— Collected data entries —
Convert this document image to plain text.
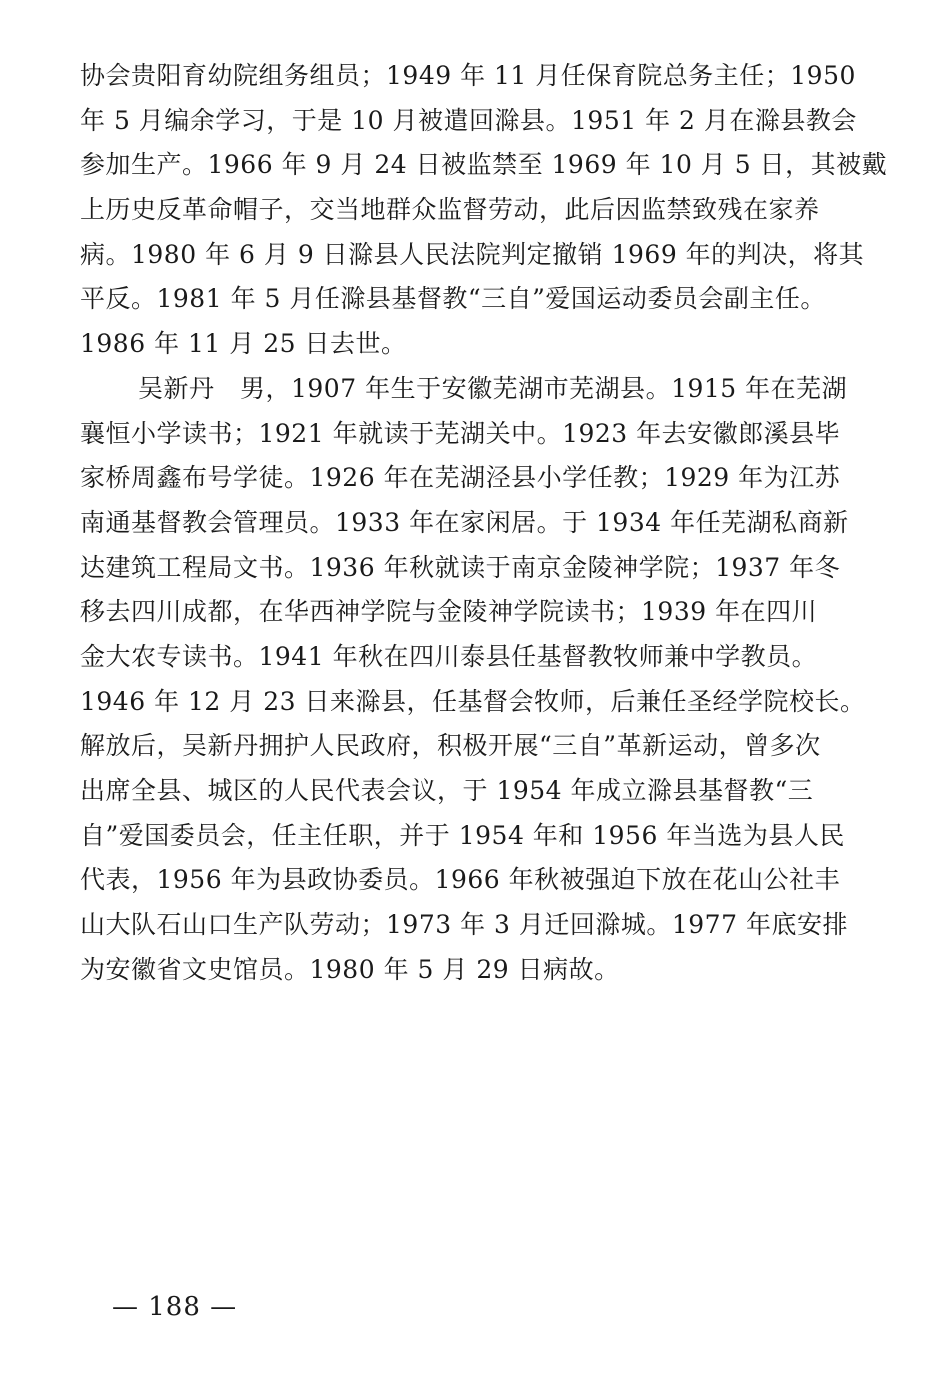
协会贵阳育幼院组务组员；1949 年 11 月任保育院总务主任；1950
年 5 月编余学习，于是 10 月被遣回滁县。1951 年 2 月在滁县教会
参加生产。1966 年 9 月 24 日被监禁至 1969 年 10 月 5 日，其被戴
上历史反革命帽子，交当地群众监督劳动，此后因监禁致残在家养
病。1980 年 6 月 9 日滁县人民法院判定撤销 1969 年的判决，将其
平反。1981 年 5 月任滁县基督教“三自”爱国运动委员会副主任。
1986 年 11 月 25 日去世。
吴新丹　男，1907 年生于安徽芜湖市芜湖县。1915 年在芜湖
襄恒小学读书；1921 年就读于芜湖关中。1923 年去安徽郎溪县毕
家桥周鑫布号学徒。1926 年在芜湖泾县小学任教；1929 年为江苏
南通基督教会管理员。1933 年在家闲居。于 1934 年任芜湖私商新
达建筑工程局文书。1936 年秋就读于南京金陵神学院；1937 年冬
移去四川成都，在华西神学院与金陵神学院读书；1939 年在四川
金大农专读书。1941 年秋在四川泰县任基督教牧师兼中学教员。
1946 年 12 月 23 日来滁县，任基督会牧师，后兼任圣经学院校长。
解放后，吴新丹拥护人民政府，积极开展“三自”革新运动，曾多次
出席全县、城区的人民代表会议，于 1954 年成立滁县基督教“三
自”爱国委员会，任主任职，并于 1954 年和 1956 年当选为县人民
代表，1956 年为县政协委员。1966 年秋被强迫下放在花山公社丰
山大队石山口生产队劳动；1973 年 3 月迁回滁城。1977 年底安排
为安徽省文史馆员。1980 年 5 月 29 日病故。
— 188 —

— Task brief —
Without the pictures, return the entries exactly as they appear.

— Exercise result —
Convert this document image to plain text.
协会贵阳育幼院组务组员；1949 年 11 月任保育院总务主任；1950
年 5 月编余学习，于是 10 月被遣回滁县。1951 年 2 月在滁县教会
参加生产。1966 年 9 月 24 日被监禁至 1969 年 10 月 5 日，其被戴
上历史反革命帽子，交当地群众监督劳动，此后因监禁致残在家养
病。1980 年 6 月 9 日滁县人民法院判定撤销 1969 年的判决，将其
平反。1981 年 5 月任滁县基督教“三自”爱国运动委员会副主任。
1986 年 11 月 25 日去世。
吴新丹　男，1907 年生于安徽芜湖市芜湖县。1915 年在芜湖
襄恒小学读书；1921 年就读于芜湖关中。1923 年去安徽郎溪县毕
家桥周鑫布号学徒。1926 年在芜湖泾县小学任教；1929 年为江苏
南通基督教会管理员。1933 年在家闲居。于 1934 年任芜湖私商新
达建筑工程局文书。1936 年秋就读于南京金陵神学院；1937 年冬
移去四川成都，在华西神学院与金陵神学院读书；1939 年在四川
金大农专读书。1941 年秋在四川泰县任基督教牧师兼中学教员。
1946 年 12 月 23 日来滁县，任基督会牧师，后兼任圣经学院校长。
解放后，吴新丹拥护人民政府，积极开展“三自”革新运动，曾多次
出席全县、城区的人民代表会议，于 1954 年成立滁县基督教“三
自”爱国委员会，任主任职，并于 1954 年和 1956 年当选为县人民
代表，1956 年为县政协委员。1966 年秋被强迫下放在花山公社丰
山大队石山口生产队劳动；1973 年 3 月迁回滁城。1977 年底安排
为安徽省文史馆员。1980 年 5 月 29 日病故。
— 188 —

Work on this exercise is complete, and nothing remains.